• Task goal: Each entry below must be repeated word for word.

• Excerpted records:
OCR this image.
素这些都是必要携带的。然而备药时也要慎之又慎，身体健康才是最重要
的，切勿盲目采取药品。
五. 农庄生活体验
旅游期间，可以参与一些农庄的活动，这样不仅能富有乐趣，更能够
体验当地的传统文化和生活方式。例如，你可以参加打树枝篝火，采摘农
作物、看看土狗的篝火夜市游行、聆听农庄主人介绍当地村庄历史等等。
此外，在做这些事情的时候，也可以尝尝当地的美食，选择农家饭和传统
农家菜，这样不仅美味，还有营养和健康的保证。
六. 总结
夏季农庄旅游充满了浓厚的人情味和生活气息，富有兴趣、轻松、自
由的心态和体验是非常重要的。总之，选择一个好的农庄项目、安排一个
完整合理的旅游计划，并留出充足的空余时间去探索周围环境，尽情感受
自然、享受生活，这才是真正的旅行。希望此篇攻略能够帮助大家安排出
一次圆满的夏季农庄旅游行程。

• Correct response:
OCR this image.
素这些都是必要携带的。然而备药时也要慎之又慎，身体健康才是最重要
的，切勿盲目采取药品。
五. 农庄生活体验
旅游期间，可以参与一些农庄的活动，这样不仅能富有乐趣，更能够
体验当地的传统文化和生活方式。例如，你可以参加打树枝篝火，采摘农
作物、看看土狗的篝火夜市游行、聆听农庄主人介绍当地村庄历史等等。
此外，在做这些事情的时候，也可以尝尝当地的美食，选择农家饭和传统
农家菜，这样不仅美味，还有营养和健康的保证。
六. 总结
夏季农庄旅游充满了浓厚的人情味和生活气息，富有兴趣、轻松、自
由的心态和体验是非常重要的。总之，选择一个好的农庄项目、安排一个
完整合理的旅游计划，并留出充足的空余时间去探索周围环境，尽情感受
自然、享受生活，这才是真正的旅行。希望此篇攻略能够帮助大家安排出
一次圆满的夏季农庄旅游行程。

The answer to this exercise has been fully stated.